# DATA TO PROCESS
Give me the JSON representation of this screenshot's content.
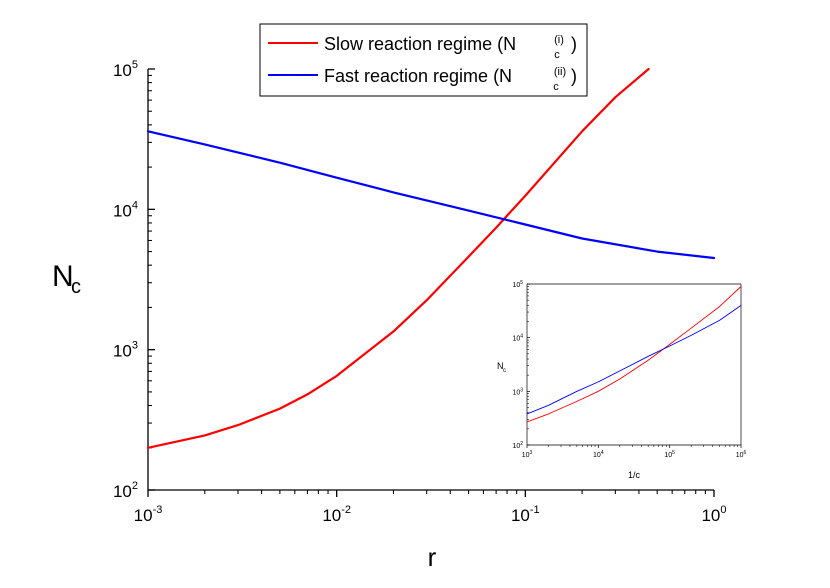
{
  "chart_data": [
    {
      "type": "line",
      "xscale": "log",
      "yscale": "log",
      "xlim": [
        0.001,
        1
      ],
      "ylim": [
        100,
        100000
      ],
      "xlabel": "r",
      "ylabel_main": "N",
      "ylabel_sub": "c",
      "xticks": [
        {
          "base": "10",
          "exp": "-3",
          "value": 0.001
        },
        {
          "base": "10",
          "exp": "-2",
          "value": 0.01
        },
        {
          "base": "10",
          "exp": "-1",
          "value": 0.1
        },
        {
          "base": "10",
          "exp": "0",
          "value": 1
        }
      ],
      "yticks": [
        {
          "base": "10",
          "exp": "2",
          "value": 100
        },
        {
          "base": "10",
          "exp": "3",
          "value": 1000
        },
        {
          "base": "10",
          "exp": "4",
          "value": 10000
        },
        {
          "base": "10",
          "exp": "5",
          "value": 100000
        }
      ],
      "legend_position": "top-center",
      "series": [
        {
          "name": "Slow reaction regime (N",
          "name_sub": "c",
          "name_sup": "(i)",
          "name_end": ")",
          "color": "#ff0000",
          "x": [
            0.001,
            0.002,
            0.003,
            0.005,
            0.007,
            0.01,
            0.02,
            0.03,
            0.05,
            0.07,
            0.1,
            0.2,
            0.3,
            0.45
          ],
          "y": [
            200,
            245,
            290,
            380,
            480,
            650,
            1350,
            2250,
            4600,
            7400,
            12500,
            36000,
            63000,
            100000
          ]
        },
        {
          "name": "Fast reaction regime (N",
          "name_sub": "c",
          "name_sup": "(ii)",
          "name_end": ")",
          "color": "#0000ff",
          "x": [
            0.001,
            0.002,
            0.005,
            0.01,
            0.02,
            0.05,
            0.1,
            0.2,
            0.5,
            1
          ],
          "y": [
            36000,
            29000,
            21500,
            16800,
            13200,
            9800,
            7800,
            6200,
            5000,
            4500
          ]
        }
      ]
    },
    {
      "type": "line",
      "role": "inset",
      "xscale": "log",
      "yscale": "log",
      "xlim": [
        1000,
        1000000
      ],
      "ylim": [
        100,
        100000
      ],
      "xlabel": "1/c",
      "ylabel_main": "N",
      "ylabel_sub": "c",
      "xticks": [
        {
          "base": "10",
          "exp": "3",
          "value": 1000
        },
        {
          "base": "10",
          "exp": "4",
          "value": 10000
        },
        {
          "base": "10",
          "exp": "5",
          "value": 100000
        },
        {
          "base": "10",
          "exp": "6",
          "value": 1000000
        }
      ],
      "yticks": [
        {
          "base": "10",
          "exp": "2",
          "value": 100
        },
        {
          "base": "10",
          "exp": "3",
          "value": 1000
        },
        {
          "base": "10",
          "exp": "4",
          "value": 10000
        },
        {
          "base": "10",
          "exp": "5",
          "value": 100000
        }
      ],
      "series": [
        {
          "color": "#ff0000",
          "x": [
            1000,
            2000,
            5000,
            10000,
            20000,
            50000,
            100000,
            200000,
            500000,
            1000000
          ],
          "y": [
            270,
            380,
            650,
            1000,
            1700,
            3800,
            7500,
            15000,
            38000,
            90000
          ]
        },
        {
          "color": "#0000ff",
          "x": [
            1000,
            2000,
            5000,
            10000,
            20000,
            50000,
            100000,
            200000,
            500000,
            1000000
          ],
          "y": [
            380,
            550,
            1000,
            1500,
            2400,
            4500,
            7000,
            11000,
            21000,
            40000
          ]
        }
      ]
    }
  ]
}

# GOAL
Your copy should hold every record word for word and none of the pictures.

# RESULT FOR THIS TASK
Give me the JSON representation of this screenshot's content.
{
  "chart_data": [
    {
      "type": "line",
      "xscale": "log",
      "yscale": "log",
      "xlim": [
        0.001,
        1
      ],
      "ylim": [
        100,
        100000
      ],
      "xlabel": "r",
      "ylabel_main": "N",
      "ylabel_sub": "c",
      "xticks": [
        {
          "base": "10",
          "exp": "-3",
          "value": 0.001
        },
        {
          "base": "10",
          "exp": "-2",
          "value": 0.01
        },
        {
          "base": "10",
          "exp": "-1",
          "value": 0.1
        },
        {
          "base": "10",
          "exp": "0",
          "value": 1
        }
      ],
      "yticks": [
        {
          "base": "10",
          "exp": "2",
          "value": 100
        },
        {
          "base": "10",
          "exp": "3",
          "value": 1000
        },
        {
          "base": "10",
          "exp": "4",
          "value": 10000
        },
        {
          "base": "10",
          "exp": "5",
          "value": 100000
        }
      ],
      "legend_position": "top-center",
      "series": [
        {
          "name": "Slow reaction regime (N",
          "name_sub": "c",
          "name_sup": "(i)",
          "name_end": ")",
          "color": "#ff0000",
          "x": [
            0.001,
            0.002,
            0.003,
            0.005,
            0.007,
            0.01,
            0.02,
            0.03,
            0.05,
            0.07,
            0.1,
            0.2,
            0.3,
            0.45
          ],
          "y": [
            200,
            245,
            290,
            380,
            480,
            650,
            1350,
            2250,
            4600,
            7400,
            12500,
            36000,
            63000,
            100000
          ]
        },
        {
          "name": "Fast reaction regime (N",
          "name_sub": "c",
          "name_sup": "(ii)",
          "name_end": ")",
          "color": "#0000ff",
          "x": [
            0.001,
            0.002,
            0.005,
            0.01,
            0.02,
            0.05,
            0.1,
            0.2,
            0.5,
            1
          ],
          "y": [
            36000,
            29000,
            21500,
            16800,
            13200,
            9800,
            7800,
            6200,
            5000,
            4500
          ]
        }
      ]
    },
    {
      "type": "line",
      "role": "inset",
      "xscale": "log",
      "yscale": "log",
      "xlim": [
        1000,
        1000000
      ],
      "ylim": [
        100,
        100000
      ],
      "xlabel": "1/c",
      "ylabel_main": "N",
      "ylabel_sub": "c",
      "xticks": [
        {
          "base": "10",
          "exp": "3",
          "value": 1000
        },
        {
          "base": "10",
          "exp": "4",
          "value": 10000
        },
        {
          "base": "10",
          "exp": "5",
          "value": 100000
        },
        {
          "base": "10",
          "exp": "6",
          "value": 1000000
        }
      ],
      "yticks": [
        {
          "base": "10",
          "exp": "2",
          "value": 100
        },
        {
          "base": "10",
          "exp": "3",
          "value": 1000
        },
        {
          "base": "10",
          "exp": "4",
          "value": 10000
        },
        {
          "base": "10",
          "exp": "5",
          "value": 100000
        }
      ],
      "series": [
        {
          "color": "#ff0000",
          "x": [
            1000,
            2000,
            5000,
            10000,
            20000,
            50000,
            100000,
            200000,
            500000,
            1000000
          ],
          "y": [
            270,
            380,
            650,
            1000,
            1700,
            3800,
            7500,
            15000,
            38000,
            90000
          ]
        },
        {
          "color": "#0000ff",
          "x": [
            1000,
            2000,
            5000,
            10000,
            20000,
            50000,
            100000,
            200000,
            500000,
            1000000
          ],
          "y": [
            380,
            550,
            1000,
            1500,
            2400,
            4500,
            7000,
            11000,
            21000,
            40000
          ]
        }
      ]
    }
  ]
}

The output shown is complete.